[Dataset items]
--- start ---
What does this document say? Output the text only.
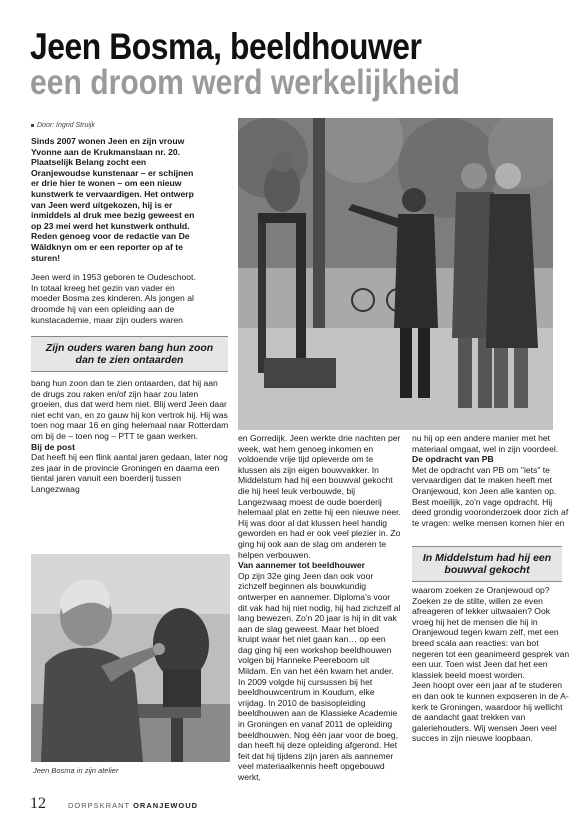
Jeen Bosma, beeldhouwer
een droom werd werkelijkheid
Door: Ingrid Struijk

Sinds 2007 wonen Jeen en zijn vrouw Yvonne aan de Krukmanslaan nr. 20. Plaatselijk Belang zocht een Oranjewoudse kunstenaar – er schijnen er drie hier te wonen – om een nieuw kunstwerk te vervaardigen. Het ontwerp van Jeen werd uitgekozen, hij is er inmiddels al druk mee bezig geweest en op 23 mei werd het kunstwerk onthuld. Reden genoeg voor de redactie van De Wâldknyn om er een reporter op af te sturen!

Jeen werd in 1953 geboren te Oudeschoot. In totaal kreeg het gezin van vader en moeder Bosma zes kinderen. Als jongen al droomde hij van een opleiding aan de kunstacademie, maar zijn ouders waren

Zijn ouders waren bang hun zoon dan te zien ontaarden

bang hun zoon dan te zien ontaarden, dat hij aan de drugs zou raken en/of zijn haar zou laten groeien, dus dat werd hem niet. Blij werd Jeen daar niet echt van, en zo gauw hij kon vertrok hij. Hij was toen nog maar 16 en ging helemaal naar Rotterdam om bij de – toen nog – PTT te gaan werken.

Bij de post

Dat heeft hij een flink aantal jaren gedaan, later nog zes jaar in de provincie Groningen en daarna een tiental jaren vanuit een boerderij tussen Langezwaag

Jeen Bosma in zijn atelier

en Gorredijk. Jeen werkte drie nachten per week, wat hem genoeg inkomen en voldoende vrije tijd opleverde om te klussen als zijn eigen bouwvakker. In Middelstum had hij een bouwval gekocht die hij heel leuk verbouwde, bij Langezwaag moest de oude boerderij helemaal plat en zette hij een nieuwe neer. Hij was door al dat klussen heel handig geworden en had er ook veel plezier in. Zo ging hij ook aan de slag om anderen te helpen verbouwen.

Van aannemer tot beeldhouwer

Op zijn 32e ging Jeen dan ook voor zichzelf beginnen als bouwkundig ontwerper en aannemer. Diploma's voor dit vak had hij niet nodig, hij had zichzelf al lang bewezen. Zo'n 20 jaar is hij in dit vak aan de slag geweest. Maar het bloed kruipt waar het niet gaan kan… op een dag ging hij een workshop beeldhouwen volgen bij Hanneke Peereboom uit Mildam. En van het één kwam het ander. In 2009 volgde hij cursussen bij het beeldhouwcentrum in Koudum, elke vrijdag. In 2010 de basisopleiding beeldhouwen aan de Klassieke Academie in Groningen en vanaf 2011 de opleiding beeldhouwen. Nog één jaar voor de boeg, dan heeft hij deze opleiding afgerond. Het feit dat hij tijdens zijn jaren als aannemer veel materiaalkennis heeft opgebouwd werkt,

nu hij op een andere manier met het materiaal omgaat, wel in zijn voordeel.

De opdracht van PB

Met de opdracht van PB om "iets" te vervaardigen dat te maken heeft met Oranjewoud, kon Jeen alle kanten op. Best moeilijk, zo'n vage opdracht. Hij deed grondig vooronderzoek door zich af te vragen: welke mensen komen hier en

In Middelstum had hij een bouwval gekocht

waarom zoeken ze Oranjewoud op? Zoeken ze de stilte, willen ze even afreageren of lekker uitwaaien? Ook vroeg hij het de mensen die hij in Oranjewoud tegen kwam zelf, met een breed scala aan reacties: van bot negeren tot een geanimeerd gesprek van een uur. Toen wist Jeen dat het een klassiek beeld moest worden.

Jeen hoopt over een jaar af te studeren en dan ook te kunnen exposeren in de A-kerk te Groningen, waardoor hij wellicht de aandacht gaat trekken van galeriehouders. Wij wensen Jeen veel succes in zijn nieuwe loopbaan.

12	DORPSKRANT ORANJEWOUD
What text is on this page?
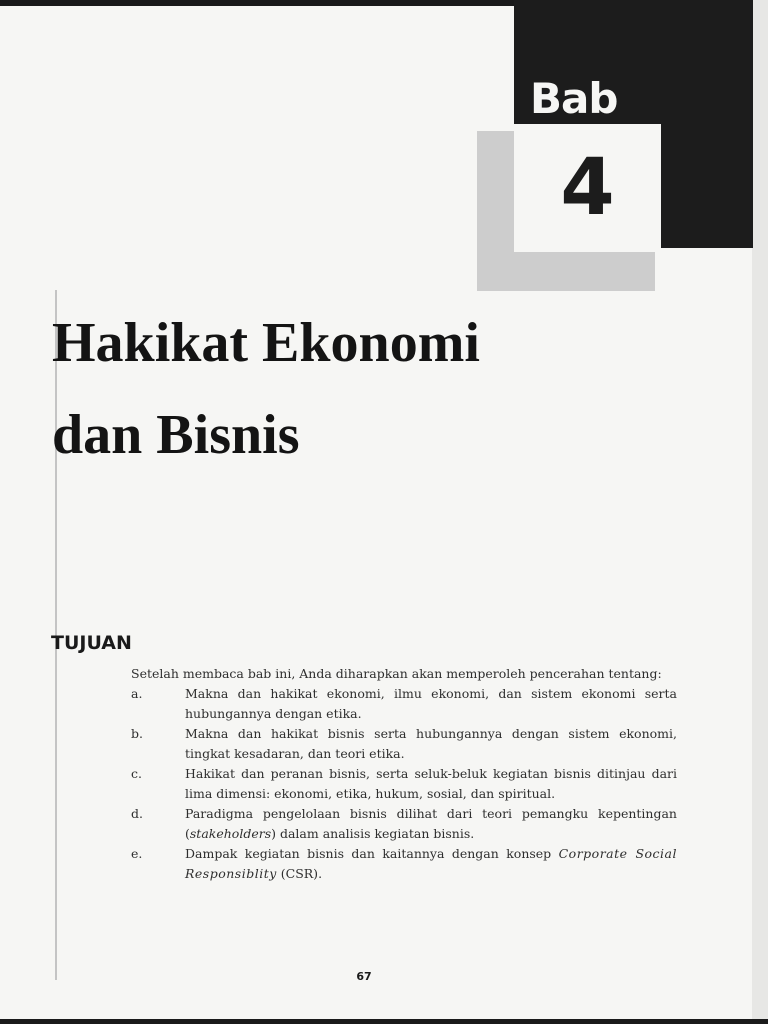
Bab
4
Hakikat Ekonomi
dan Bisnis
TUJUAN
Setelah membaca bab ini, Anda diharapkan akan memperoleh pencerahan tentang:
a.	Makna dan hakikat ekonomi, ilmu ekonomi, dan sistem ekonomi serta hubungannya dengan etika.
b.	Makna dan hakikat bisnis serta hubungannya dengan sistem ekonomi, tingkat kesadaran, dan teori etika.
c.	Hakikat dan peranan bisnis, serta seluk-beluk kegiatan bisnis ditinjau dari lima dimensi: ekonomi, etika, hukum, sosial, dan spiritual.
d.	Paradigma pengelolaan bisnis dilihat dari teori pemangku kepentingan (stakeholders) dalam analisis kegiatan bisnis.
e.	Dampak kegiatan bisnis dan kaitannya dengan konsep Corporate Social Responsiblity (CSR).
67
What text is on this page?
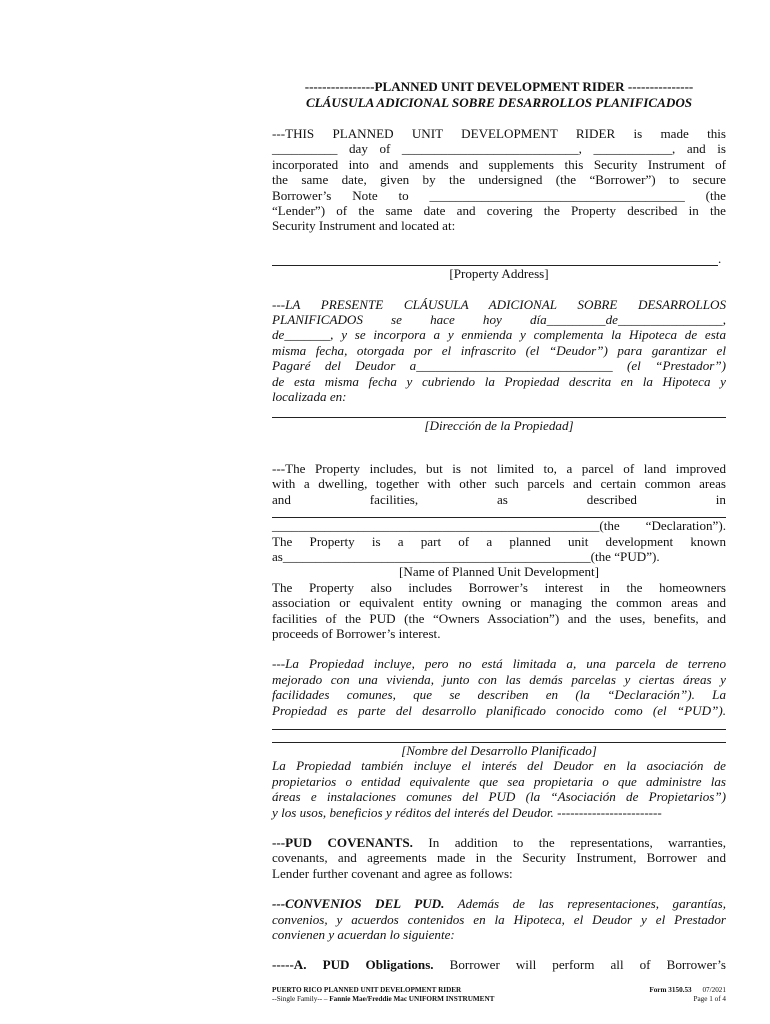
----------------PLANNED UNIT DEVELOPMENT RIDER ---------------
CLÁUSULA ADICIONAL SOBRE DESARROLLOS PLANIFICADOS
---THIS PLANNED UNIT DEVELOPMENT RIDER is made this
__________ day of ___________________________, ____________, and is
incorporated into and amends and supplements this Security Instrument of
the same date, given by the undersigned (the “Borrower”) to secure
Borrower’s Note to _______________________________________ (the
“Lender”) of the same date and covering the Property described in the
Security Instrument and located at:
.
[Property Address]
---LA PRESENTE CLÁUSULA ADICIONAL SOBRE DESARROLLOS
PLANIFICADOS se hace hoy día_________de________________,
de_______, y se incorpora a y enmienda y complementa la Hipoteca de esta
misma fecha, otorgada por el infrascrito (el “Deudor”) para garantizar el
Pagaré del Deudor a______________________________ (el “Prestador”)
de esta misma fecha y cubriendo la Propiedad descrita en la Hipoteca y
localizada en:
[Dirección de la Propiedad]
---The Property includes, but is not limited to, a parcel of land improved
with a dwelling, together with other such parcels and certain common areas
and	facilities,	as	described	in
__________________________________________________(the “Declaration”).
The Property is a part of a planned unit development known
as_______________________________________________(the “PUD”).
[Name of Planned Unit Development]
The Property also includes Borrower’s interest in the homeowners
association or equivalent entity owning or managing the common areas and
facilities of the PUD (the “Owners Association”) and the uses, benefits, and
proceeds of Borrower’s interest.
---La Propiedad incluye, pero no está limitada a, una parcela de terreno
mejorado con una vivienda, junto con las demás parcelas y ciertas áreas y
facilidades comunes, que se describen en (la “Declaración”). La
Propiedad es parte del desarrollo planificado conocido como (el “PUD”).
[Nombre del Desarrollo Planificado]
La Propiedad también incluye el interés del Deudor en la asociación de
propietarios o entidad equivalente que sea propietaria o que administre las
áreas e instalaciones comunes del PUD (la “Asociación de Propietarios”)
y los usos, beneficios y réditos del interés del Deudor. ------------------------
---PUD COVENANTS. In addition to the representations, warranties,
covenants, and agreements made in the Security Instrument, Borrower and
Lender further covenant and agree as follows:
---CONVENIOS DEL PUD. Además de las representaciones, garantías,
convenios, y acuerdos contenidos en la Hipoteca, el Deudor y el Prestador
convienen y acuerdan lo siguiente:
-----A. PUD Obligations. Borrower will perform all of Borrower’s
PUERTO RICO PLANNED UNIT DEVELOPMENT RIDER	Form 3150.53 07/2021
--Single Family-- – Fannie Mae/Freddie Mac UNIFORM INSTRUMENT	Page 1 of 4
--- end ---
* [Objective]:
Copy each line containing the word "geweest" from the data.

* [Written solution]:
Sinds 2007 wonen Jeen en zijn vrouw Yvonne aan de Krukmanslaan nr. 20. Plaatselijk Belang zocht een Oranjewoudse kunstenaar – er schijnen er drie hier te wonen – om een nieuw kunstwerk te vervaardigen. Het ontwerp van Jeen werd uitgekozen, hij is er inmiddels al druk mee bezig geweest en op 23 mei werd het kunstwerk onthuld. Reden genoeg voor de redactie van De Wâldknyn om er een reporter op af te sturen!
Op zijn 32e ging Jeen dan ook voor zichzelf beginnen als bouwkundig ontwerper en aannemer. Diploma's voor dit vak had hij niet nodig, hij had zichzelf al lang bewezen. Zo'n 20 jaar is hij in dit vak aan de slag geweest. Maar het bloed kruipt waar het niet gaan kan… op een dag ging hij een workshop beeldhouwen volgen bij Hanneke Peereboom uit Mildam. En van het één kwam het ander. In 2009 volgde hij cursussen bij het beeldhouwcentrum in Koudum, elke vrijdag. In 2010 de basisopleiding beeldhouwen aan de Klassieke Academie in Groningen en vanaf 2011 de opleiding beeldhouwen. Nog één jaar voor de boeg, dan heeft hij deze opleiding afgerond. Het feit dat hij tijdens zijn jaren als aannemer veel materiaalkennis heeft opgebouwd werkt,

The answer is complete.